| The task |
Give the data again, word for word.

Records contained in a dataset
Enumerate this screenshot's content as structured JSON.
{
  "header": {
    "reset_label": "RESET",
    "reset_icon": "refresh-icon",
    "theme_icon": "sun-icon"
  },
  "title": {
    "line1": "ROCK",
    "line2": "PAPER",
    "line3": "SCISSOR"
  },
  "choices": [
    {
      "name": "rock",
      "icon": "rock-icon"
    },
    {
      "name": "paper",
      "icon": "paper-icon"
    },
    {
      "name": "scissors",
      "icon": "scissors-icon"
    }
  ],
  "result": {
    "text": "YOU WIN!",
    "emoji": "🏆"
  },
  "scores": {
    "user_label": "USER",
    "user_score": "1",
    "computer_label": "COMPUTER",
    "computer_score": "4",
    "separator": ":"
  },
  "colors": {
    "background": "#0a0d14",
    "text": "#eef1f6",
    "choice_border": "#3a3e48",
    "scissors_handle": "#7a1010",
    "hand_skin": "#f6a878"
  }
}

| Final answer |
Enumerate this screenshot's content as structured JSON.
{
  "header": {
    "reset_label": "RESET",
    "reset_icon": "refresh-icon",
    "theme_icon": "sun-icon"
  },
  "title": {
    "line1": "ROCK",
    "line2": "PAPER",
    "line3": "SCISSOR"
  },
  "choices": [
    {
      "name": "rock",
      "icon": "rock-icon"
    },
    {
      "name": "paper",
      "icon": "paper-icon"
    },
    {
      "name": "scissors",
      "icon": "scissors-icon"
    }
  ],
  "result": {
    "text": "YOU WIN!",
    "emoji": "🏆"
  },
  "scores": {
    "user_label": "USER",
    "user_score": "1",
    "computer_label": "COMPUTER",
    "computer_score": "4",
    "separator": ":"
  },
  "colors": {
    "background": "#0a0d14",
    "text": "#eef1f6",
    "choice_border": "#3a3e48",
    "scissors_handle": "#7a1010",
    "hand_skin": "#f6a878"
  }
}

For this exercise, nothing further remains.